- _INSTRUCTION_
Quote word for word from the line holding "What text is on this page?" to the last line below, including both, and omit any pictures.

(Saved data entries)
· · · · · · ·

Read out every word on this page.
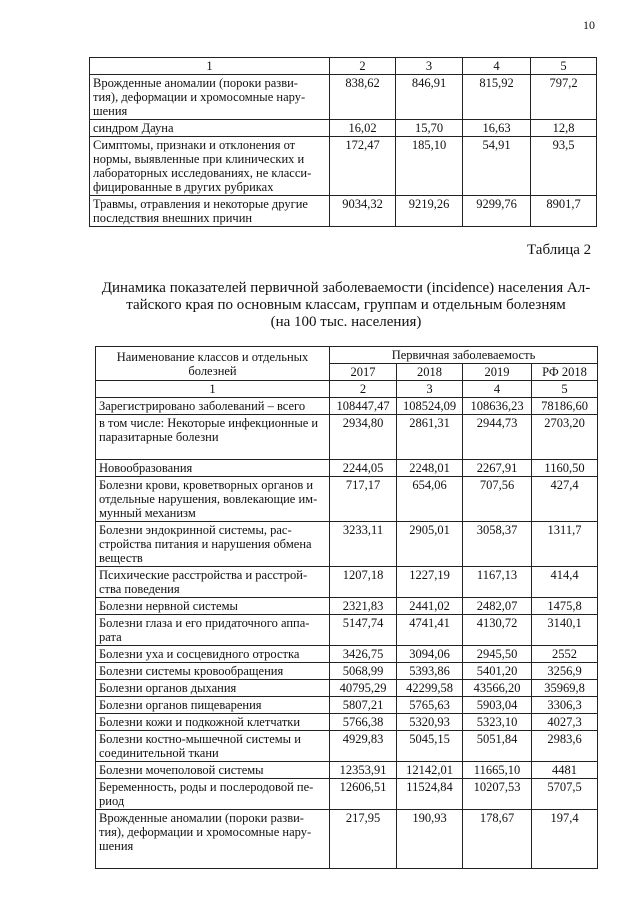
10
1	2	3	4	5

Врожденные аномалии (пороки разви-
тия), деформации и хромосомные нару-
шения	838,62	846,91	815,92	797,2

синдром Дауна	16,02	15,70	16,63	12,8

Симптомы, признаки и отклонения от
нормы, выявленные при клинических и
лабораторных исследованиях, не класси-
фицированные в других рубриках	172,47	185,10	54,91	93,5

Травмы, отравления и некоторые другие
последствия внешних причин	9034,32	9219,26	9299,76	8901,7
Таблица 2
Динамика показателей первичной заболеваемости (incidence) населения Ал-
тайского края по основным классам, группам и отдельным болезням
(на 100 тыс. населения)
Наименование классов и отдельных
болезней	Первичная заболеваемость			
	2017	2018	2019	РФ 2018
1	2	3	4	5

Зарегистрировано заболеваний – всего	108447,47	108524,09	108636,23	78186,60

в том числе: Некоторые инфекционные и
паразитарные болезни	2934,80	2861,31	2944,73	2703,20

Новообразования	2244,05	2248,01	2267,91	1160,50

Болезни крови, кроветворных органов и
отдельные нарушения, вовлекающие им-
мунный механизм	717,17	654,06	707,56	427,4

Болезни эндокринной системы, рас-
стройства питания и нарушения обмена
веществ	3233,11	2905,01	3058,37	1311,7

Психические расстройства и расстрой-
ства поведения	1207,18	1227,19	1167,13	414,4

Болезни нервной системы	2321,83	2441,02	2482,07	1475,8

Болезни глаза и его придаточного аппа-
рата	5147,74	4741,41	4130,72	3140,1

Болезни уха и сосцевидного отростка	3426,75	3094,06	2945,50	2552

Болезни системы кровообращения	5068,99	5393,86	5401,20	3256,9

Болезни органов дыхания	40795,29	42299,58	43566,20	35969,8

Болезни органов пищеварения	5807,21	5765,63	5903,04	3306,3

Болезни кожи и подкожной клетчатки	5766,38	5320,93	5323,10	4027,3

Болезни костно-мышечной системы и
соединительной ткани	4929,83	5045,15	5051,84	2983,6

Болезни мочеполовой системы	12353,91	12142,01	11665,10	4481

Беременность, роды и послеродовой пе-
риод	12606,51	11524,84	10207,53	5707,5

Врожденные аномалии (пороки разви-
тия), деформации и хромосомные нару-
шения	217,95	190,93	178,67	197,4
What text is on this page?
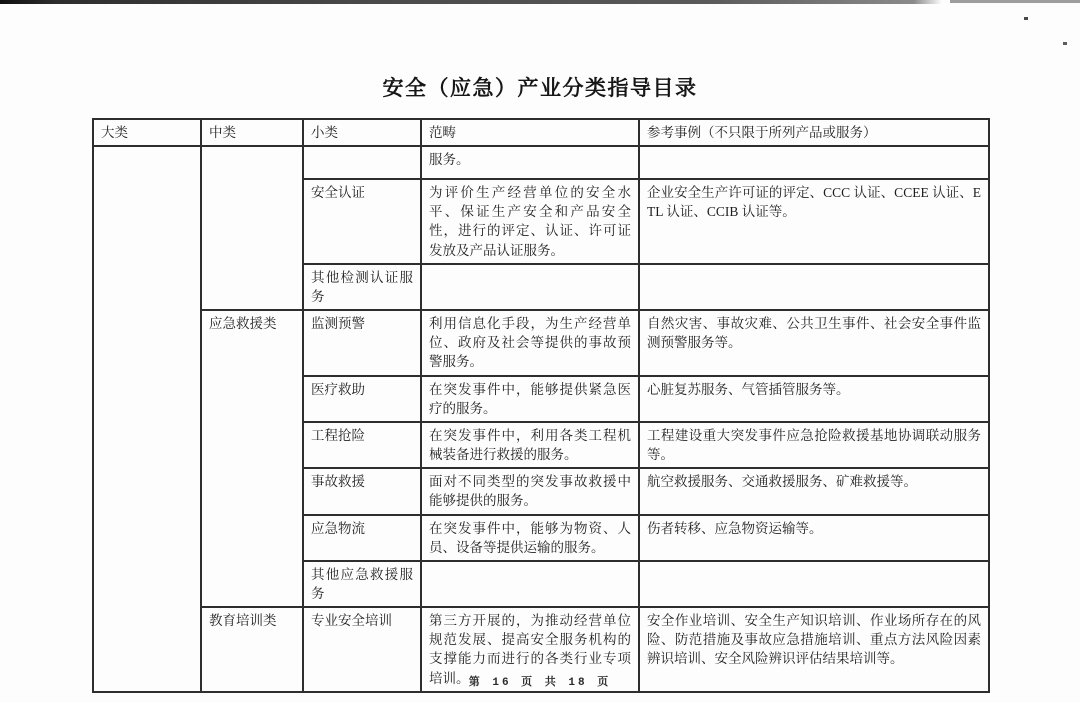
安全（应急）产业分类指导目录
大类	中类	小类	范畴	参考事例（不只限于所列产品或服务）
			服务。	
		安全认证	为评价生产经营单位的安全水平、保证生产安全和产品安全性，进行的评定、认证、许可证发放及产品认证服务。	企业安全生产许可证的评定、CCC 认证、CCEE 认证、ETL 认证、CCIB 认证等。
		其他检测认证服务		
	应急救援类	监测预警	利用信息化手段，为生产经营单位、政府及社会等提供的事故预警服务。	自然灾害、事故灾难、公共卫生事件、社会安全事件监测预警服务等。
		医疗救助	在突发事件中，能够提供紧急医疗的服务。	心脏复苏服务、气管插管服务等。
		工程抢险	在突发事件中，利用各类工程机械装备进行救援的服务。	工程建设重大突发事件应急抢险救援基地协调联动服务等。
		事故救援	面对不同类型的突发事故救援中能够提供的服务。	航空救援服务、交通救援服务、矿难救援等。
		应急物流	在突发事件中，能够为物资、人员、设备等提供运输的服务。	伤者转移、应急物资运输等。
		其他应急救援服务		
	教育培训类	专业安全培训	第三方开展的，为推动经营单位规范发展、提高安全服务机构的支撑能力而进行的各类行业专项培训。	安全作业培训、安全生产知识培训、作业场所存在的风险、防范措施及事故应急措施培训、重点方法风险因素辨识培训、安全风险辨识评估结果培训等。
第 16 页 共 18 页
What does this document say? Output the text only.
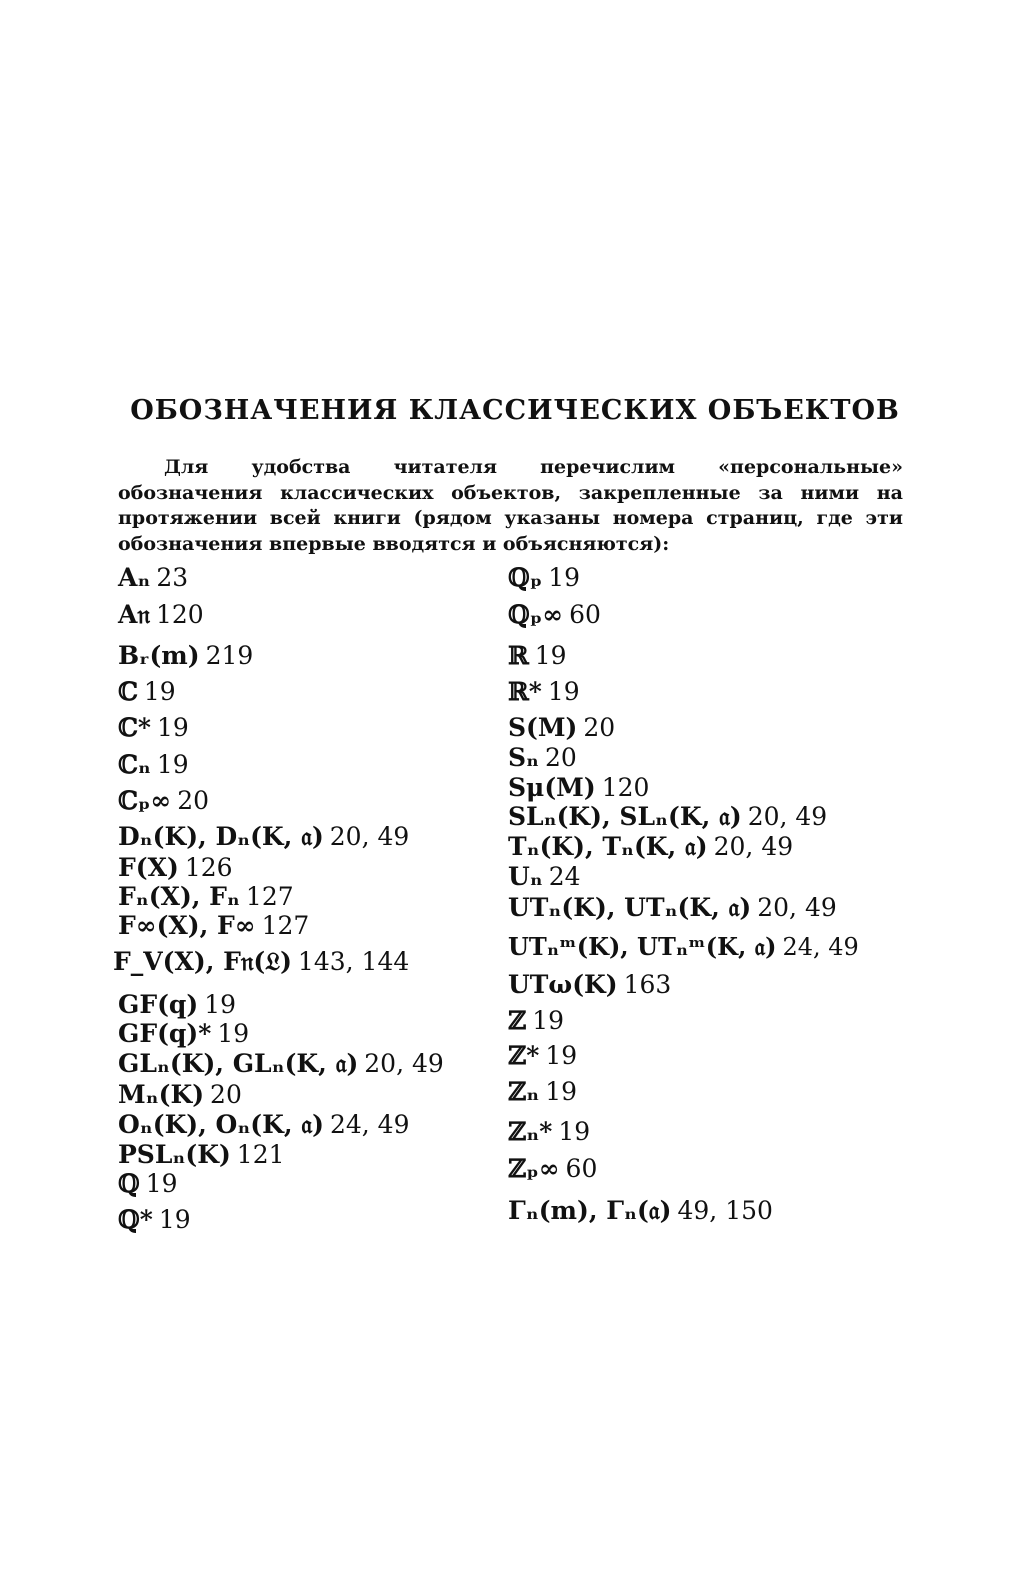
ОБОЗНАЧЕНИЯ КЛАССИЧЕСКИХ ОБЪЕКТОВ

Для удобства читателя перечислим «персональные» обозначения классических объектов, закрепленные за ними на протяжении всей книги (рядом указаны номера страниц, где эти обозначения впервые вводятся и объясняются):

Aₙ 23
A𝔫 120
Bᵣ(m) 219
ℂ 19
ℂ* 19
ℂₙ 19
ℂₚ∞ 20
Dₙ(K), Dₙ(K, 𝔞) 20, 49
F(X) 126
Fₙ(X), Fₙ 127
F∞(X), F∞ 127
F_V(X), F𝔫(𝔏) 143, 144
GF(q) 19
GF(q)* 19
GLₙ(K), GLₙ(K, 𝔞) 20, 49
Mₙ(K) 20
Oₙ(K), Oₙ(K, 𝔞) 24, 49
PSLₙ(K) 121
ℚ 19
ℚ* 19
ℚₚ 19
ℚₚ∞ 60
ℝ 19
ℝ* 19
S(M) 20
Sₙ 20
Sμ(M) 120
SLₙ(K), SLₙ(K, 𝔞) 20, 49
Tₙ(K), Tₙ(K, 𝔞) 20, 49
Uₙ 24
UTₙ(K), UTₙ(K, 𝔞) 20, 49
UTₙᵐ(K), UTₙᵐ(K, 𝔞) 24, 49
UTω(K) 163
ℤ 19
ℤ* 19
ℤₙ 19
ℤₙ* 19
ℤₚ∞ 60
Γₙ(m), Γₙ(𝔞) 49, 150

· · · · · · ·

- _EXERCISE SOLUTION_
What text is on this page?
安全（应急）产业分类指导目录
大类	中类	小类	范畴	参考事例（不只限于所列产品或服务）
			服务。	
		安全认证	为评价生产经营单位的安全水平、保证生产安全和产品安全性，进行的评定、认证、许可证发放及产品认证服务。	企业安全生产许可证的评定、CCC 认证、CCEE 认证、ETL 认证、CCIB 认证等。
		其他检测认证服务		
	应急救援类	监测预警	利用信息化手段，为生产经营单位、政府及社会等提供的事故预警服务。	自然灾害、事故灾难、公共卫生事件、社会安全事件监测预警服务等。
		医疗救助	在突发事件中，能够提供紧急医疗的服务。	心脏复苏服务、气管插管服务等。
		工程抢险	在突发事件中，利用各类工程机械装备进行救援的服务。	工程建设重大突发事件应急抢险救援基地协调联动服务等。
		事故救援	面对不同类型的突发事故救援中能够提供的服务。	航空救援服务、交通救援服务、矿难救援等。
		应急物流	在突发事件中，能够为物资、人员、设备等提供运输的服务。	伤者转移、应急物资运输等。
		其他应急救援服务		
	教育培训类	专业安全培训	第三方开展的，为推动经营单位规范发展、提高安全服务机构的支撑能力而进行的各类行业专项培训。	安全作业培训、安全生产知识培训、作业场所存在的风险、防范措施及事故应急措施培训、重点方法风险因素辨识培训、安全风险辨识评估结果培训等。
第 16 页 共 18 页
What does this document say? Output the text only.
ОБОЗНАЧЕНИЯ КЛАССИЧЕСКИХ ОБЪЕКТОВ

Для удобства читателя перечислим «персональные» обозначения классических объектов, закрепленные за ними на протяжении всей книги (рядом указаны номера страниц, где эти обозначения впервые вводятся и объясняются):

Aₙ 23
A𝔫 120
Bᵣ(m) 219
ℂ 19
ℂ* 19
ℂₙ 19
ℂₚ∞ 20
Dₙ(K), Dₙ(K, 𝔞) 20, 49
F(X) 126
Fₙ(X), Fₙ 127
F∞(X), F∞ 127
F_V(X), F𝔫(𝔏) 143, 144
GF(q) 19
GF(q)* 19
GLₙ(K), GLₙ(K, 𝔞) 20, 49
Mₙ(K) 20
Oₙ(K), Oₙ(K, 𝔞) 24, 49
PSLₙ(K) 121
ℚ 19
ℚ* 19
ℚₚ 19
ℚₚ∞ 60
ℝ 19
ℝ* 19
S(M) 20
Sₙ 20
Sμ(M) 120
SLₙ(K), SLₙ(K, 𝔞) 20, 49
Tₙ(K), Tₙ(K, 𝔞) 20, 49
Uₙ 24
UTₙ(K), UTₙ(K, 𝔞) 20, 49
UTₙᵐ(K), UTₙᵐ(K, 𝔞) 24, 49
UTω(K) 163
ℤ 19
ℤ* 19
ℤₙ 19
ℤₙ* 19
ℤₚ∞ 60
Γₙ(m), Γₙ(𝔞) 49, 150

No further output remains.